= What the task requires =
Count the lines below that contain the string "series", and give only that number.

= Dataset =

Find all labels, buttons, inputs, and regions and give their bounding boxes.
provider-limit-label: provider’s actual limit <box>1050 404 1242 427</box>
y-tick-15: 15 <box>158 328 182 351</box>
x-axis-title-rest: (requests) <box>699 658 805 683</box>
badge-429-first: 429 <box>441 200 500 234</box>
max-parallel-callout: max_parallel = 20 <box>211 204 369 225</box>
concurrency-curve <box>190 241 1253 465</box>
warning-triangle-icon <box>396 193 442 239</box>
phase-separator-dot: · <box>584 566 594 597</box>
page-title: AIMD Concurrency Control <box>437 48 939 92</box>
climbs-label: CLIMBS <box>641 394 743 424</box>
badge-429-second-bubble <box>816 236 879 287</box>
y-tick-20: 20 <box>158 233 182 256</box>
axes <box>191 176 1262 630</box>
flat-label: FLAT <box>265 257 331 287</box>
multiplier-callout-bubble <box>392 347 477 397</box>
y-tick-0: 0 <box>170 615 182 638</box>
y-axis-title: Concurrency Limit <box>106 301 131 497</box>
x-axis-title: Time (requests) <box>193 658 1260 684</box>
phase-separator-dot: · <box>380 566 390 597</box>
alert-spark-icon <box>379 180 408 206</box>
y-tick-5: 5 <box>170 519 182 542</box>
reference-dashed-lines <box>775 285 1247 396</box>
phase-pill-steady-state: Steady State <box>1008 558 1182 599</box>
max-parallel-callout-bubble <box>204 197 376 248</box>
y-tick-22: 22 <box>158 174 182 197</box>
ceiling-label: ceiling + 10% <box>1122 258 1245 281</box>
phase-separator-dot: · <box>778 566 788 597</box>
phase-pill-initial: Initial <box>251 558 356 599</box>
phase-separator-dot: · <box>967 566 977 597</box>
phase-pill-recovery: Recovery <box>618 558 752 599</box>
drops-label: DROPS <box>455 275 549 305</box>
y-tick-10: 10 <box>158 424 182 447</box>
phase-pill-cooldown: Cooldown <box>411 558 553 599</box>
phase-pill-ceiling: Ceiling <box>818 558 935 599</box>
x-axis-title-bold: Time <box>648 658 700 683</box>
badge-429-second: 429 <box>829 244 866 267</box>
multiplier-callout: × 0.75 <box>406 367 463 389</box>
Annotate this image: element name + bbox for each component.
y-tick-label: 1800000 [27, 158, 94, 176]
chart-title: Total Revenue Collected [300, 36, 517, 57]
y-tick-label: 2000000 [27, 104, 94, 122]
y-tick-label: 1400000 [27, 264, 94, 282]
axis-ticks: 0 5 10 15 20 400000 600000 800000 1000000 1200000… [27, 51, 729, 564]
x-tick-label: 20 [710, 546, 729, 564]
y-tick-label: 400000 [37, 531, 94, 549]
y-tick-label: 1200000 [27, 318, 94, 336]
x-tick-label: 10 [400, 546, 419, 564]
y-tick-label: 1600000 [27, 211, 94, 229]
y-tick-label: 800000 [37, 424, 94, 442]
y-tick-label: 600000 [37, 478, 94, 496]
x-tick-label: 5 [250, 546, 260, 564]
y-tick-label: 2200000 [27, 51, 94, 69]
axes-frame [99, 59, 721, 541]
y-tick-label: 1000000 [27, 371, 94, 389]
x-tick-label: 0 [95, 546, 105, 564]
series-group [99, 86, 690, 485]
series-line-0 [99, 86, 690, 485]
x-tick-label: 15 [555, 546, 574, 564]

= Exercise response =
2